» **GIVEN TASK**: Reproduce the entire listing word for word.

» **RECORDS PROVIDED**:
*****
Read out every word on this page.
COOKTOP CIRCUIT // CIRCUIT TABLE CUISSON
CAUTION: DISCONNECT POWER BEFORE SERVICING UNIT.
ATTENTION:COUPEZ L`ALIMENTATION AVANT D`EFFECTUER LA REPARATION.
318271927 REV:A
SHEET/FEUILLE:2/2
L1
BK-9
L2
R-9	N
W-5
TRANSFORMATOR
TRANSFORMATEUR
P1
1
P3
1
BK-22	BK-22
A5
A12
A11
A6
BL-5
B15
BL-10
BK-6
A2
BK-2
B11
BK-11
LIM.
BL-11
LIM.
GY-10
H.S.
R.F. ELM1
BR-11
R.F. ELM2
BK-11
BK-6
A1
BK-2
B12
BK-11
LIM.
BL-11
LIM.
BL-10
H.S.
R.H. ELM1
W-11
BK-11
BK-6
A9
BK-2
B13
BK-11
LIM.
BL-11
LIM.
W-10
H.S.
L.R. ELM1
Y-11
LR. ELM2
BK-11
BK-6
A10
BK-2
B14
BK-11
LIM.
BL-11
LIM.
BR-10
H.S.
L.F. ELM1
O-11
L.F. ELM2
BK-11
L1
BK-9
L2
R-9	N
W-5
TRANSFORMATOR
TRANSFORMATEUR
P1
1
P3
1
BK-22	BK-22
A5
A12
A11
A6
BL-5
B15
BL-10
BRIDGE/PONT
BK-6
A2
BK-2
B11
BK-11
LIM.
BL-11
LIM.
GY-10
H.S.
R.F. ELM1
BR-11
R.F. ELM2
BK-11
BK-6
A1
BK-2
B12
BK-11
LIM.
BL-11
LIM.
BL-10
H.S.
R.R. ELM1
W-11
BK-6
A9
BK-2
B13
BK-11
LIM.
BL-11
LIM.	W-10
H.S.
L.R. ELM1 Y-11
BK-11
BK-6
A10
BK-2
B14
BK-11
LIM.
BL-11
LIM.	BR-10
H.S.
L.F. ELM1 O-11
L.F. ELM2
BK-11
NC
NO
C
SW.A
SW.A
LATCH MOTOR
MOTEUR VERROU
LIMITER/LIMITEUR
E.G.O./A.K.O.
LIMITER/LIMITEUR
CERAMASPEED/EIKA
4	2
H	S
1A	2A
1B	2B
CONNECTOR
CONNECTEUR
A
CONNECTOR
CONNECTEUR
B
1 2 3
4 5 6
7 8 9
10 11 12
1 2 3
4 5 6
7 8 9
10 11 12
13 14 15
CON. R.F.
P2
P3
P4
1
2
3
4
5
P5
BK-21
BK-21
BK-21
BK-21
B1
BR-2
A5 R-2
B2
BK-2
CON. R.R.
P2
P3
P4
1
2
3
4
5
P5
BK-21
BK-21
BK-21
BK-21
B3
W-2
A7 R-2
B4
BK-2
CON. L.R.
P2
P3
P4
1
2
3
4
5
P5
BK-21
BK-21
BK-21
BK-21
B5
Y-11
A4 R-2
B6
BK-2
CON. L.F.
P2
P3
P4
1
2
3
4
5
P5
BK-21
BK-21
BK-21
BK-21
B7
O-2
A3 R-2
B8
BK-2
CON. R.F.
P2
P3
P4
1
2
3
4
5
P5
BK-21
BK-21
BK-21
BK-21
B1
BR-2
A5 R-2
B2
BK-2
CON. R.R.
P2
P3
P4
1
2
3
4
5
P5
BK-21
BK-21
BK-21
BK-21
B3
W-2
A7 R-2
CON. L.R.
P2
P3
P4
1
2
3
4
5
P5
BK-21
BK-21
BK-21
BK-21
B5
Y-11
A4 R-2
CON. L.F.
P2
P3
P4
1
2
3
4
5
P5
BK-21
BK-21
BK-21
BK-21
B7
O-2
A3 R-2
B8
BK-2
*****
» **TASK SOLUTION**:
Read out every word on this page.
COOKTOP CIRCUIT // CIRCUIT TABLE CUISSON
CAUTION: DISCONNECT POWER BEFORE SERVICING UNIT.
ATTENTION:COUPEZ L`ALIMENTATION AVANT D`EFFECTUER LA REPARATION.
318271927 REV:A
SHEET/FEUILLE:2/2
L1
BK-9
L2
R-9	N
W-5
TRANSFORMATOR
TRANSFORMATEUR
P1
1
P3
1
BK-22	BK-22
A5
A12
A11
A6
BL-5
B15
BL-10
BK-6
A2
BK-2
B11
BK-11
LIM.
BL-11
LIM.
GY-10
H.S.
R.F. ELM1
BR-11
R.F. ELM2
BK-11
BK-6
A1
BK-2
B12
BK-11
LIM.
BL-11
LIM.
BL-10
H.S.
R.H. ELM1
W-11
BK-11
BK-6
A9
BK-2
B13
BK-11
LIM.
BL-11
LIM.
W-10
H.S.
L.R. ELM1
Y-11
LR. ELM2
BK-11
BK-6
A10
BK-2
B14
BK-11
LIM.
BL-11
LIM.
BR-10
H.S.
L.F. ELM1
O-11
L.F. ELM2
BK-11
L1
BK-9
L2
R-9	N
W-5
TRANSFORMATOR
TRANSFORMATEUR
P1
1
P3
1
BK-22	BK-22
A5
A12
A11
A6
BL-5
B15
BL-10
BRIDGE/PONT
BK-6
A2
BK-2
B11
BK-11
LIM.
BL-11
LIM.
GY-10
H.S.
R.F. ELM1
BR-11
R.F. ELM2
BK-11
BK-6
A1
BK-2
B12
BK-11
LIM.
BL-11
LIM.
BL-10
H.S.
R.R. ELM1
W-11
BK-6
A9
BK-2
B13
BK-11
LIM.
BL-11
LIM.	W-10
H.S.
L.R. ELM1 Y-11
BK-11
BK-6
A10
BK-2
B14
BK-11
LIM.
BL-11
LIM.	BR-10
H.S.
L.F. ELM1 O-11
L.F. ELM2
BK-11
NC
NO
C
SW.A
SW.A
LATCH MOTOR
MOTEUR VERROU
LIMITER/LIMITEUR
E.G.O./A.K.O.
LIMITER/LIMITEUR
CERAMASPEED/EIKA
4	2
H	S
1A	2A
1B	2B
CONNECTOR
CONNECTEUR
A
CONNECTOR
CONNECTEUR
B
1 2 3
4 5 6
7 8 9
10 11 12
1 2 3
4 5 6
7 8 9
10 11 12
13 14 15
CON. R.F.
P2
P3
P4
1
2
3
4
5
P5
BK-21
BK-21
BK-21
BK-21
B1
BR-2
A5 R-2
B2
BK-2
CON. R.R.
P2
P3
P4
1
2
3
4
5
P5
BK-21
BK-21
BK-21
BK-21
B3
W-2
A7 R-2
B4
BK-2
CON. L.R.
P2
P3
P4
1
2
3
4
5
P5
BK-21
BK-21
BK-21
BK-21
B5
Y-11
A4 R-2
B6
BK-2
CON. L.F.
P2
P3
P4
1
2
3
4
5
P5
BK-21
BK-21
BK-21
BK-21
B7
O-2
A3 R-2
B8
BK-2
CON. R.F.
P2
P3
P4
1
2
3
4
5
P5
BK-21
BK-21
BK-21
BK-21
B1
BR-2
A5 R-2
B2
BK-2
CON. R.R.
P2
P3
P4
1
2
3
4
5
P5
BK-21
BK-21
BK-21
BK-21
B3
W-2
A7 R-2
CON. L.R.
P2
P3
P4
1
2
3
4
5
P5
BK-21
BK-21
BK-21
BK-21
B5
Y-11
A4 R-2
CON. L.F.
P2
P3
P4
1
2
3
4
5
P5
BK-21
BK-21
BK-21
BK-21
B7
O-2
A3 R-2
B8
BK-2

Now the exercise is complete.